Extracted information:
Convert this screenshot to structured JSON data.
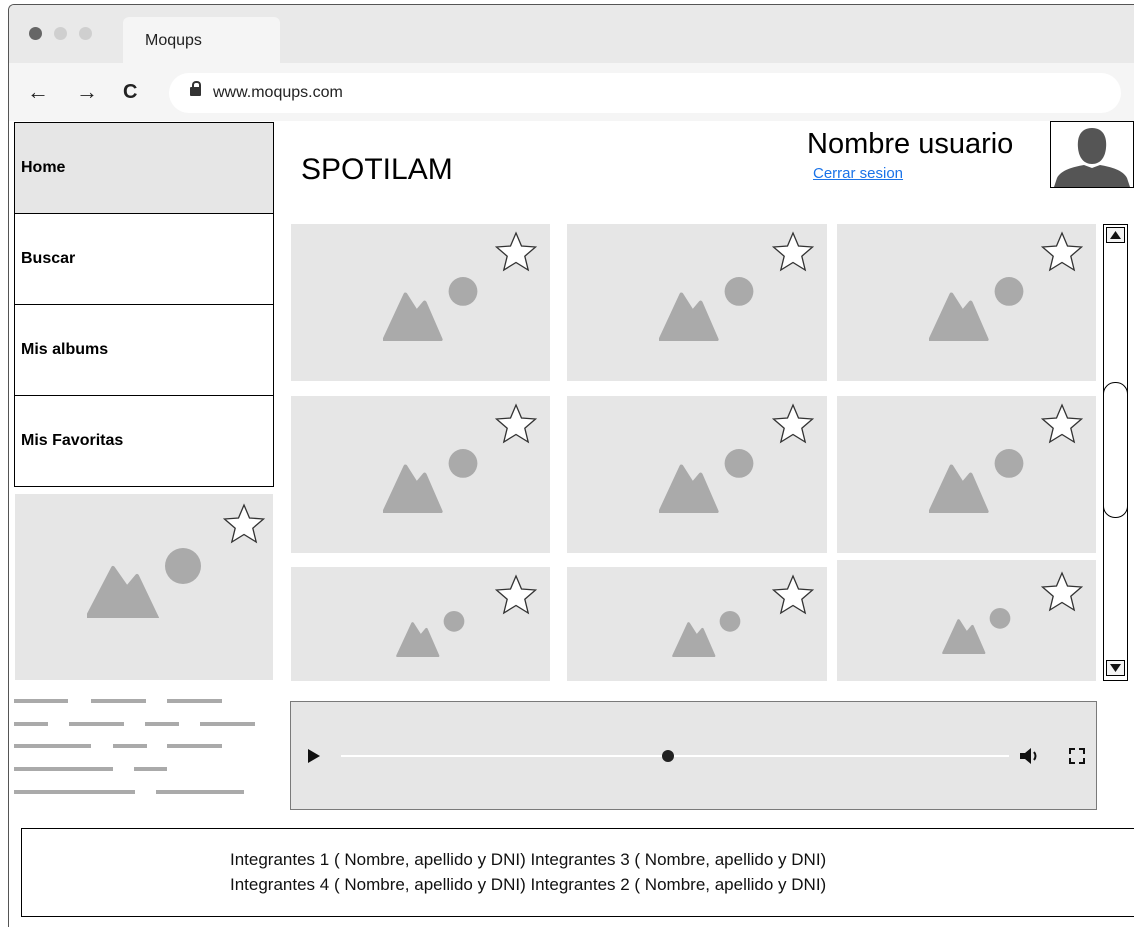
{
  "browser": {
    "tab_title": "Moqups",
    "url": "www.moqups.com",
    "window_dot_colors": [
      "#666666",
      "#cfcfcf",
      "#cfcfcf"
    ]
  },
  "sidebar": {
    "items": [
      {
        "label": "Home",
        "active": true
      },
      {
        "label": "Buscar",
        "active": false
      },
      {
        "label": "Mis albums",
        "active": false
      },
      {
        "label": "Mis Favoritas",
        "active": false
      }
    ]
  },
  "header": {
    "app_title": "SPOTILAM",
    "user_name": "Nombre usuario",
    "logout_label": "Cerrar sesion"
  },
  "footer": {
    "line1": "Integrantes 1 ( Nombre, apellido y DNI) Integrantes 3 ( Nombre, apellido y DNI)",
    "line2": "Integrantes 4 ( Nombre, apellido y DNI) Integrantes 2 ( Nombre, apellido y DNI)"
  },
  "player": {
    "progress": 0.49
  },
  "colors": {
    "placeholder_bg": "#e6e6e6",
    "placeholder_icon": "#aaaaaa",
    "link": "#1a73e8"
  },
  "icons": {
    "back": "arrow-left-icon",
    "forward": "arrow-right-icon",
    "reload": "reload-icon",
    "lock": "lock-icon",
    "favorite": "star-outline-icon",
    "image": "image-placeholder-icon",
    "play": "play-icon",
    "volume": "volume-icon",
    "fullscreen": "fullscreen-icon",
    "avatar": "user-silhouette-icon"
  }
}
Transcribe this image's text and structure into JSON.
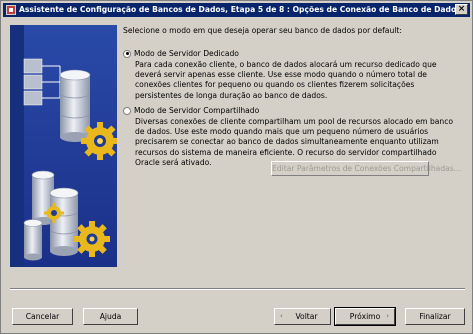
{
  "window": {
    "title": "Assistente de Configuração de Bancos de Dados, Etapa 5 de 8 : Opções de Conexão de Banco de Dados",
    "close_label": "×"
  },
  "content": {
    "prompt": "Selecione o modo em que deseja operar seu banco de dados por default:",
    "option_dedicated": {
      "label": "Modo de Servidor Dedicado",
      "selected": true,
      "description": "Para cada conexão cliente, o banco de dados alocará um recurso dedicado que deverá servir apenas esse cliente. Use esse modo quando o número total de conexões clientes for pequeno ou quando os clientes fizerem solicitações persistentes de longa duração ao banco de dados."
    },
    "option_shared": {
      "label": "Modo de Servidor Compartilhado",
      "selected": false,
      "description": "Diversas conexões de cliente compartilham um pool de recursos alocado em banco de dados. Use este modo quando mais que um pequeno número de usuários precisarem se conectar ao banco de dados simultaneamente enquanto utilizam recursos do sistema de maneira eficiente. O recurso do servidor compartilhado Oracle será ativado."
    },
    "edit_shared_button": "Editar Parâmetros de Conexões Compartilhadas..."
  },
  "footer": {
    "cancel": "Cancelar",
    "help": "Ajuda",
    "back": "Voltar",
    "next": "Próximo",
    "finish": "Finalizar"
  }
}
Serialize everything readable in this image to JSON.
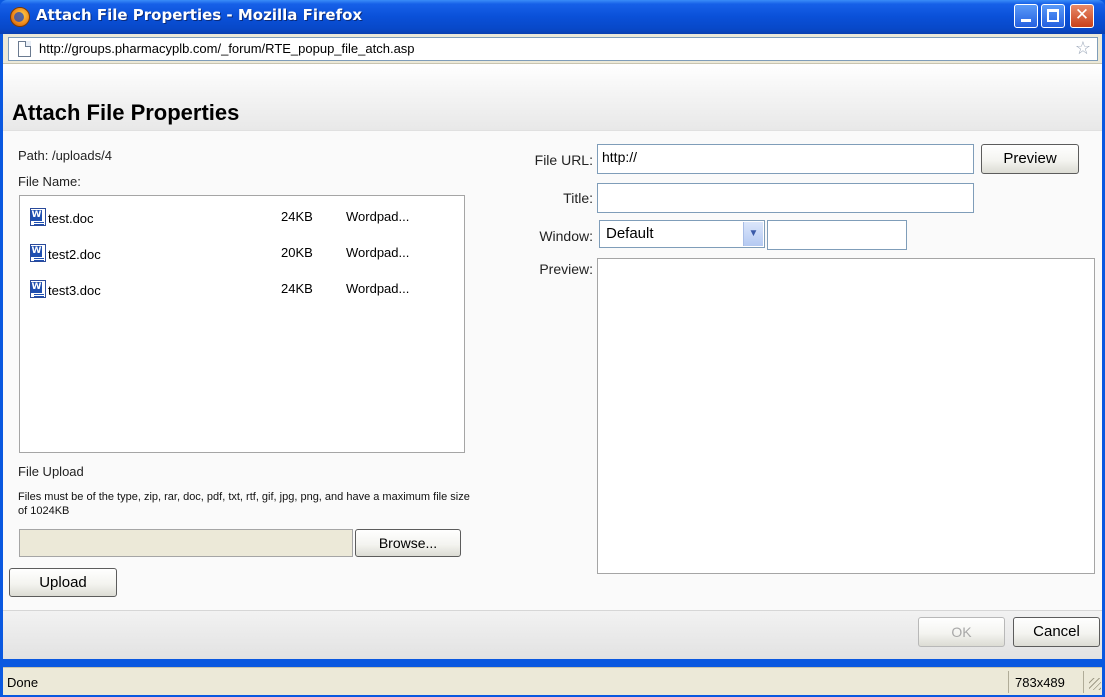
{
  "window": {
    "title": "Attach File Properties - Mozilla Firefox",
    "url": "http://groups.pharmacyplb.com/_forum/RTE_popup_file_atch.asp",
    "close_glyph": "✕"
  },
  "page": {
    "title": "Attach File Properties",
    "path_label": "Path: /uploads/4",
    "file_name_label": "File Name:",
    "files": [
      {
        "name": "test.doc",
        "size": "24KB",
        "type": "Wordpad..."
      },
      {
        "name": "test2.doc",
        "size": "20KB",
        "type": "Wordpad..."
      },
      {
        "name": "test3.doc",
        "size": "24KB",
        "type": "Wordpad..."
      }
    ],
    "file_upload_label": "File Upload",
    "upload_note": "Files must be of the type, zip, rar, doc, pdf, txt, rtf, gif, jpg, png, and have a maximum file size of 1024KB",
    "browse_label": "Browse...",
    "upload_label": "Upload"
  },
  "form": {
    "file_url_label": "File URL:",
    "file_url_value": "http://",
    "preview_button": "Preview",
    "title_label": "Title:",
    "title_value": "",
    "window_label": "Window:",
    "window_value": "Default",
    "window_target_value": "",
    "preview_label": "Preview:"
  },
  "footer": {
    "ok_label": "OK",
    "cancel_label": "Cancel"
  },
  "status": {
    "text": "Done",
    "dimensions": "783x489"
  },
  "icons": {
    "app": "firefox-icon",
    "file": "word-document-icon",
    "bookmark": "star-icon"
  }
}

Set task: Without including any picture, retype the entries exactly.

Exercise response:
Convert this screenshot to structured JSON data.
{
  "browser": {
    "tab_title": "Moqups",
    "url": "www.moqups.com",
    "window_dot_colors": [
      "#666666",
      "#cfcfcf",
      "#cfcfcf"
    ]
  },
  "sidebar": {
    "items": [
      {
        "label": "Home",
        "active": true
      },
      {
        "label": "Buscar",
        "active": false
      },
      {
        "label": "Mis albums",
        "active": false
      },
      {
        "label": "Mis Favoritas",
        "active": false
      }
    ]
  },
  "header": {
    "app_title": "SPOTILAM",
    "user_name": "Nombre usuario",
    "logout_label": "Cerrar sesion"
  },
  "footer": {
    "line1": "Integrantes 1 ( Nombre, apellido y DNI) Integrantes 3 ( Nombre, apellido y DNI)",
    "line2": "Integrantes 4 ( Nombre, apellido y DNI) Integrantes 2 ( Nombre, apellido y DNI)"
  },
  "player": {
    "progress": 0.49
  },
  "colors": {
    "placeholder_bg": "#e6e6e6",
    "placeholder_icon": "#aaaaaa",
    "link": "#1a73e8"
  },
  "icons": {
    "back": "arrow-left-icon",
    "forward": "arrow-right-icon",
    "reload": "reload-icon",
    "lock": "lock-icon",
    "favorite": "star-outline-icon",
    "image": "image-placeholder-icon",
    "play": "play-icon",
    "volume": "volume-icon",
    "fullscreen": "fullscreen-icon",
    "avatar": "user-silhouette-icon"
  }
}
Transcribe this image's text and structure into JSON.
{
  "window": {
    "title": "Assistente de Configuração de Bancos de Dados, Etapa 5 de 8 : Opções de Conexão de Banco de Dados",
    "close_label": "×"
  },
  "content": {
    "prompt": "Selecione o modo em que deseja operar seu banco de dados por default:",
    "option_dedicated": {
      "label": "Modo de Servidor Dedicado",
      "selected": true,
      "description": "Para cada conexão cliente, o banco de dados alocará um recurso dedicado que deverá servir apenas esse cliente. Use esse modo quando o número total de conexões clientes for pequeno ou quando os clientes fizerem solicitações persistentes de longa duração ao banco de dados."
    },
    "option_shared": {
      "label": "Modo de Servidor Compartilhado",
      "selected": false,
      "description": "Diversas conexões de cliente compartilham um pool de recursos alocado em banco de dados. Use este modo quando mais que um pequeno número de usuários precisarem se conectar ao banco de dados simultaneamente enquanto utilizam recursos do sistema de maneira eficiente. O recurso do servidor compartilhado Oracle será ativado."
    },
    "edit_shared_button": "Editar Parâmetros de Conexões Compartilhadas..."
  },
  "footer": {
    "cancel": "Cancelar",
    "help": "Ajuda",
    "back": "Voltar",
    "next": "Próximo",
    "finish": "Finalizar"
  }
}
Serialize everything readable in this image to JSON.
{
  "window": {
    "title": "Attach File Properties - Mozilla Firefox",
    "url": "http://groups.pharmacyplb.com/_forum/RTE_popup_file_atch.asp",
    "close_glyph": "✕"
  },
  "page": {
    "title": "Attach File Properties",
    "path_label": "Path: /uploads/4",
    "file_name_label": "File Name:",
    "files": [
      {
        "name": "test.doc",
        "size": "24KB",
        "type": "Wordpad..."
      },
      {
        "name": "test2.doc",
        "size": "20KB",
        "type": "Wordpad..."
      },
      {
        "name": "test3.doc",
        "size": "24KB",
        "type": "Wordpad..."
      }
    ],
    "file_upload_label": "File Upload",
    "upload_note": "Files must be of the type, zip, rar, doc, pdf, txt, rtf, gif, jpg, png, and have a maximum file size of 1024KB",
    "browse_label": "Browse...",
    "upload_label": "Upload"
  },
  "form": {
    "file_url_label": "File URL:",
    "file_url_value": "http://",
    "preview_button": "Preview",
    "title_label": "Title:",
    "title_value": "",
    "window_label": "Window:",
    "window_value": "Default",
    "window_target_value": "",
    "preview_label": "Preview:"
  },
  "footer": {
    "ok_label": "OK",
    "cancel_label": "Cancel"
  },
  "status": {
    "text": "Done",
    "dimensions": "783x489"
  },
  "icons": {
    "app": "firefox-icon",
    "file": "word-document-icon",
    "bookmark": "star-icon"
  }
}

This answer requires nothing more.